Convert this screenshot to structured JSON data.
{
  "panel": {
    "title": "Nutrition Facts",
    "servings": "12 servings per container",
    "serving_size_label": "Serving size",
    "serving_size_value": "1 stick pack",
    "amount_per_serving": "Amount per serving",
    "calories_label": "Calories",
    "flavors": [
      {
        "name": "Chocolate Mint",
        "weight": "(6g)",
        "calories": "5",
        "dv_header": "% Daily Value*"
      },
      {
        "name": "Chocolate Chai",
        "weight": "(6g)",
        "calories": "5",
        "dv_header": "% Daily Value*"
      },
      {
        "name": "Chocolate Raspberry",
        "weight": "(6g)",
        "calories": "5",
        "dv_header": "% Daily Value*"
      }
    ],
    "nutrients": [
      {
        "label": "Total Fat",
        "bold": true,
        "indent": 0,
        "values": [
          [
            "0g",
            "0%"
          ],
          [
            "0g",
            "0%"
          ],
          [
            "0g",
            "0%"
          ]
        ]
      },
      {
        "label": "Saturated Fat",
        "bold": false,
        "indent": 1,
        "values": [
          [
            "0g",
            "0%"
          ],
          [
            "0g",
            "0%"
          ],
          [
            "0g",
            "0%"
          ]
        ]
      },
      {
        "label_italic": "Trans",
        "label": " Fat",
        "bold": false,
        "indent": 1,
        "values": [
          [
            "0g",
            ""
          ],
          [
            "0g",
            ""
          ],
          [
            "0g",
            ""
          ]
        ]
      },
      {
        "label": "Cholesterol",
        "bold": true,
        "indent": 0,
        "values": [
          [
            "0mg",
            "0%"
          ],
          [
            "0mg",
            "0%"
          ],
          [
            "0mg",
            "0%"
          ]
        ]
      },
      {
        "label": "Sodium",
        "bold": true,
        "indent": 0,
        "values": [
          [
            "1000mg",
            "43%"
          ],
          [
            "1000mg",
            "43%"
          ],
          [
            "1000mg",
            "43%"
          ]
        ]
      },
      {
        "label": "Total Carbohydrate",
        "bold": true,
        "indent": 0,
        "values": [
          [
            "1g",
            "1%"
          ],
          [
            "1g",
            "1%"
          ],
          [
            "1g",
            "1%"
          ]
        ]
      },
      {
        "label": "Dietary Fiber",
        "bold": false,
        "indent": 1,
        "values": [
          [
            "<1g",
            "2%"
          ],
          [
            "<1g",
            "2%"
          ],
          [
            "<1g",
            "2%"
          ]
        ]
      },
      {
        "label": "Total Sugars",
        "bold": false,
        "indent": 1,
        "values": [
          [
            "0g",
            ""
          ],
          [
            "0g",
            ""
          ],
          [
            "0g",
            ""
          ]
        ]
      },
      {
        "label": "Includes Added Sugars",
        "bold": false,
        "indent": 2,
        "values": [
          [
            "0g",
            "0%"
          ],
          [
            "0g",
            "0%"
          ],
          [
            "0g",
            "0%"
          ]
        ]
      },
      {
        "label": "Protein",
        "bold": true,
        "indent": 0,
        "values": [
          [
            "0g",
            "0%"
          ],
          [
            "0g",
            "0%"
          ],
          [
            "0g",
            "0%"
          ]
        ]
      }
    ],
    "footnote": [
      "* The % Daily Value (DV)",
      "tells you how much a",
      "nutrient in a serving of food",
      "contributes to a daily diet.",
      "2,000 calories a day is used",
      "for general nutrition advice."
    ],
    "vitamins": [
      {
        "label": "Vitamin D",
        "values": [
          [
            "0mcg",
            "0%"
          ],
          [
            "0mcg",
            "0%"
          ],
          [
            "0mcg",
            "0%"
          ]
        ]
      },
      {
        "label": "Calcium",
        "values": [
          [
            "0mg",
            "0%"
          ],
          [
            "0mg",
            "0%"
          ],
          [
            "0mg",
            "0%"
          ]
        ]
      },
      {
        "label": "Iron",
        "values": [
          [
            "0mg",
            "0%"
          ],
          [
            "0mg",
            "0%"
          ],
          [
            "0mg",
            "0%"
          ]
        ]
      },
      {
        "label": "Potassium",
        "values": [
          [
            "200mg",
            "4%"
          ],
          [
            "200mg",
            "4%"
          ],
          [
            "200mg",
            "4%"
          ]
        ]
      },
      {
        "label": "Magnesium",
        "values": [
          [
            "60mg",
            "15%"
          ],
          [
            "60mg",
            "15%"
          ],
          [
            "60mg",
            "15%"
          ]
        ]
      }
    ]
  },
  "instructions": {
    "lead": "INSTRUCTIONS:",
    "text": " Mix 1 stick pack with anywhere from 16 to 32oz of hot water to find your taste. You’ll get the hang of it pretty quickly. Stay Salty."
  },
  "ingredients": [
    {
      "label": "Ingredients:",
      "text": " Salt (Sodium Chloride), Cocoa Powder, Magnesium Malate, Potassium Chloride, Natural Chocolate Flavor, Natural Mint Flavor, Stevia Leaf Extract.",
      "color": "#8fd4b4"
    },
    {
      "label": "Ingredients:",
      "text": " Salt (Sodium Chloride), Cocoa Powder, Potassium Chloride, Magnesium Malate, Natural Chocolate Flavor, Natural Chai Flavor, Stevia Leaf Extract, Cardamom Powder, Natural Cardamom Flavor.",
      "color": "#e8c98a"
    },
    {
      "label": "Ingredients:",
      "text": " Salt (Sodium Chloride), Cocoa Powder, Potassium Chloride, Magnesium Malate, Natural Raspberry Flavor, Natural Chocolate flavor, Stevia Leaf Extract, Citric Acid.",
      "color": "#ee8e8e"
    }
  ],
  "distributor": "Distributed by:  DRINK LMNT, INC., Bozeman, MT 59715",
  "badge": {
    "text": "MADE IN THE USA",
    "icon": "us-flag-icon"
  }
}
* * * * * * *
Only an exact copy of the entries above will do.

Convert this screenshot to structured JSON data.
{
  "panel": {
    "title": "Nutrition Facts",
    "servings": "12 servings per container",
    "serving_size_label": "Serving size",
    "serving_size_value": "1 stick pack",
    "amount_per_serving": "Amount per serving",
    "calories_label": "Calories",
    "flavors": [
      {
        "name": "Chocolate Mint",
        "weight": "(6g)",
        "calories": "5",
        "dv_header": "% Daily Value*"
      },
      {
        "name": "Chocolate Chai",
        "weight": "(6g)",
        "calories": "5",
        "dv_header": "% Daily Value*"
      },
      {
        "name": "Chocolate Raspberry",
        "weight": "(6g)",
        "calories": "5",
        "dv_header": "% Daily Value*"
      }
    ],
    "nutrients": [
      {
        "label": "Total Fat",
        "bold": true,
        "indent": 0,
        "values": [
          [
            "0g",
            "0%"
          ],
          [
            "0g",
            "0%"
          ],
          [
            "0g",
            "0%"
          ]
        ]
      },
      {
        "label": "Saturated Fat",
        "bold": false,
        "indent": 1,
        "values": [
          [
            "0g",
            "0%"
          ],
          [
            "0g",
            "0%"
          ],
          [
            "0g",
            "0%"
          ]
        ]
      },
      {
        "label_italic": "Trans",
        "label": " Fat",
        "bold": false,
        "indent": 1,
        "values": [
          [
            "0g",
            ""
          ],
          [
            "0g",
            ""
          ],
          [
            "0g",
            ""
          ]
        ]
      },
      {
        "label": "Cholesterol",
        "bold": true,
        "indent": 0,
        "values": [
          [
            "0mg",
            "0%"
          ],
          [
            "0mg",
            "0%"
          ],
          [
            "0mg",
            "0%"
          ]
        ]
      },
      {
        "label": "Sodium",
        "bold": true,
        "indent": 0,
        "values": [
          [
            "1000mg",
            "43%"
          ],
          [
            "1000mg",
            "43%"
          ],
          [
            "1000mg",
            "43%"
          ]
        ]
      },
      {
        "label": "Total Carbohydrate",
        "bold": true,
        "indent": 0,
        "values": [
          [
            "1g",
            "1%"
          ],
          [
            "1g",
            "1%"
          ],
          [
            "1g",
            "1%"
          ]
        ]
      },
      {
        "label": "Dietary Fiber",
        "bold": false,
        "indent": 1,
        "values": [
          [
            "<1g",
            "2%"
          ],
          [
            "<1g",
            "2%"
          ],
          [
            "<1g",
            "2%"
          ]
        ]
      },
      {
        "label": "Total Sugars",
        "bold": false,
        "indent": 1,
        "values": [
          [
            "0g",
            ""
          ],
          [
            "0g",
            ""
          ],
          [
            "0g",
            ""
          ]
        ]
      },
      {
        "label": "Includes Added Sugars",
        "bold": false,
        "indent": 2,
        "values": [
          [
            "0g",
            "0%"
          ],
          [
            "0g",
            "0%"
          ],
          [
            "0g",
            "0%"
          ]
        ]
      },
      {
        "label": "Protein",
        "bold": true,
        "indent": 0,
        "values": [
          [
            "0g",
            "0%"
          ],
          [
            "0g",
            "0%"
          ],
          [
            "0g",
            "0%"
          ]
        ]
      }
    ],
    "footnote": [
      "* The % Daily Value (DV)",
      "tells you how much a",
      "nutrient in a serving of food",
      "contributes to a daily diet.",
      "2,000 calories a day is used",
      "for general nutrition advice."
    ],
    "vitamins": [
      {
        "label": "Vitamin D",
        "values": [
          [
            "0mcg",
            "0%"
          ],
          [
            "0mcg",
            "0%"
          ],
          [
            "0mcg",
            "0%"
          ]
        ]
      },
      {
        "label": "Calcium",
        "values": [
          [
            "0mg",
            "0%"
          ],
          [
            "0mg",
            "0%"
          ],
          [
            "0mg",
            "0%"
          ]
        ]
      },
      {
        "label": "Iron",
        "values": [
          [
            "0mg",
            "0%"
          ],
          [
            "0mg",
            "0%"
          ],
          [
            "0mg",
            "0%"
          ]
        ]
      },
      {
        "label": "Potassium",
        "values": [
          [
            "200mg",
            "4%"
          ],
          [
            "200mg",
            "4%"
          ],
          [
            "200mg",
            "4%"
          ]
        ]
      },
      {
        "label": "Magnesium",
        "values": [
          [
            "60mg",
            "15%"
          ],
          [
            "60mg",
            "15%"
          ],
          [
            "60mg",
            "15%"
          ]
        ]
      }
    ]
  },
  "instructions": {
    "lead": "INSTRUCTIONS:",
    "text": " Mix 1 stick pack with anywhere from 16 to 32oz of hot water to find your taste. You’ll get the hang of it pretty quickly. Stay Salty."
  },
  "ingredients": [
    {
      "label": "Ingredients:",
      "text": " Salt (Sodium Chloride), Cocoa Powder, Magnesium Malate, Potassium Chloride, Natural Chocolate Flavor, Natural Mint Flavor, Stevia Leaf Extract.",
      "color": "#8fd4b4"
    },
    {
      "label": "Ingredients:",
      "text": " Salt (Sodium Chloride), Cocoa Powder, Potassium Chloride, Magnesium Malate, Natural Chocolate Flavor, Natural Chai Flavor, Stevia Leaf Extract, Cardamom Powder, Natural Cardamom Flavor.",
      "color": "#e8c98a"
    },
    {
      "label": "Ingredients:",
      "text": " Salt (Sodium Chloride), Cocoa Powder, Potassium Chloride, Magnesium Malate, Natural Raspberry Flavor, Natural Chocolate flavor, Stevia Leaf Extract, Citric Acid.",
      "color": "#ee8e8e"
    }
  ],
  "distributor": "Distributed by:  DRINK LMNT, INC., Bozeman, MT 59715",
  "badge": {
    "text": "MADE IN THE USA",
    "icon": "us-flag-icon"
  }
}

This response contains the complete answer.